▶ **WHAT YOU WILL DO**
Present the following entries again, word for word and in full.

▶ **DATA PROVIDED**
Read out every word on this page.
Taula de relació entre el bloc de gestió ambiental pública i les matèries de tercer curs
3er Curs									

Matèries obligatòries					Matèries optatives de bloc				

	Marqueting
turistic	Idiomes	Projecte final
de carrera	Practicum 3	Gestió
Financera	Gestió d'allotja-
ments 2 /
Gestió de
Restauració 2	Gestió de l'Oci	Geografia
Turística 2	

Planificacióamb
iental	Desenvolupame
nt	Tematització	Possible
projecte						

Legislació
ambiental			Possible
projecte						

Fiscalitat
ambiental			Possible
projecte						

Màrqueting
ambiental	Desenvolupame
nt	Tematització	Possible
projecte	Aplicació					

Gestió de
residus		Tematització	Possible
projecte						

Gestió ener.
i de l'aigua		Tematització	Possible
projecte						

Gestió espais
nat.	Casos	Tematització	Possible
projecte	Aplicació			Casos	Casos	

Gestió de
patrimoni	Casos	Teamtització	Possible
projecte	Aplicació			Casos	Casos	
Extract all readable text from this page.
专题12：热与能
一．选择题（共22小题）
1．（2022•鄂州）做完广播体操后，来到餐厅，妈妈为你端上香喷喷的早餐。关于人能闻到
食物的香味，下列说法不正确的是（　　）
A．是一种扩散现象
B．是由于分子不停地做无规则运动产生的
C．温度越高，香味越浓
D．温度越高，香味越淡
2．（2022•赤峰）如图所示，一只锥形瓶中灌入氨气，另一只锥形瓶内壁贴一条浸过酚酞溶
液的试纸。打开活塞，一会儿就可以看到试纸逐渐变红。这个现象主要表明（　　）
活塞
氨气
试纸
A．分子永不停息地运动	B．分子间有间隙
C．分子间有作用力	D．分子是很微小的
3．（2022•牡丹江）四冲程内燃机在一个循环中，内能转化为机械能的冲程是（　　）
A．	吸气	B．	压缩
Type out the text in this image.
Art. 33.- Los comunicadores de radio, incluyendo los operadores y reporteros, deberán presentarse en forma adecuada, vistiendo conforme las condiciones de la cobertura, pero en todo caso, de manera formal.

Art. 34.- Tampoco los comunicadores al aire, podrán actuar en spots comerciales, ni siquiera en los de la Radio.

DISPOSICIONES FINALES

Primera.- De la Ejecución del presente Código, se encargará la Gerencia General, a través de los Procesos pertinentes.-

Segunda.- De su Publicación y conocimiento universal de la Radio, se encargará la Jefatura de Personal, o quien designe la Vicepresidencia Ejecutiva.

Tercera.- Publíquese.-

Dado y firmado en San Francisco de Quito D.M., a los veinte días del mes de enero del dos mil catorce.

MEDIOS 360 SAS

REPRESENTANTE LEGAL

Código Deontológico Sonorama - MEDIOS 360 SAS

▶ **FULL RESPONSE**
Read out every word on this page.
Taula de relació entre el bloc de gestió ambiental pública i les matèries de tercer curs
3er Curs									

Matèries obligatòries					Matèries optatives de bloc				

	Marqueting
turistic	Idiomes	Projecte final
de carrera	Practicum 3	Gestió
Financera	Gestió d'allotja-
ments 2 /
Gestió de
Restauració 2	Gestió de l'Oci	Geografia
Turística 2	

Planificacióamb
iental	Desenvolupame
nt	Tematització	Possible
projecte						

Legislació
ambiental			Possible
projecte						

Fiscalitat
ambiental			Possible
projecte						

Màrqueting
ambiental	Desenvolupame
nt	Tematització	Possible
projecte	Aplicació					

Gestió de
residus		Tematització	Possible
projecte						

Gestió ener.
i de l'aigua		Tematització	Possible
projecte						

Gestió espais
nat.	Casos	Tematització	Possible
projecte	Aplicació			Casos	Casos	

Gestió de
patrimoni	Casos	Teamtització	Possible
projecte	Aplicació			Casos	Casos	
Extract all readable text from this page.
专题12：热与能
一．选择题（共22小题）
1．（2022•鄂州）做完广播体操后，来到餐厅，妈妈为你端上香喷喷的早餐。关于人能闻到
食物的香味，下列说法不正确的是（　　）
A．是一种扩散现象
B．是由于分子不停地做无规则运动产生的
C．温度越高，香味越浓
D．温度越高，香味越淡
2．（2022•赤峰）如图所示，一只锥形瓶中灌入氨气，另一只锥形瓶内壁贴一条浸过酚酞溶
液的试纸。打开活塞，一会儿就可以看到试纸逐渐变红。这个现象主要表明（　　）
活塞
氨气
试纸
A．分子永不停息地运动	B．分子间有间隙
C．分子间有作用力	D．分子是很微小的
3．（2022•牡丹江）四冲程内燃机在一个循环中，内能转化为机械能的冲程是（　　）
A．	吸气	B．	压缩
Type out the text in this image.
Art. 33.- Los comunicadores de radio, incluyendo los operadores y reporteros, deberán presentarse en forma adecuada, vistiendo conforme las condiciones de la cobertura, pero en todo caso, de manera formal.

Art. 34.- Tampoco los comunicadores al aire, podrán actuar en spots comerciales, ni siquiera en los de la Radio.

DISPOSICIONES FINALES

Primera.- De la Ejecución del presente Código, se encargará la Gerencia General, a través de los Procesos pertinentes.-

Segunda.- De su Publicación y conocimiento universal de la Radio, se encargará la Jefatura de Personal, o quien designe la Vicepresidencia Ejecutiva.

Tercera.- Publíquese.-

Dado y firmado en San Francisco de Quito D.M., a los veinte días del mes de enero del dos mil catorce.

MEDIOS 360 SAS

REPRESENTANTE LEGAL

Código Deontológico Sonorama - MEDIOS 360 SAS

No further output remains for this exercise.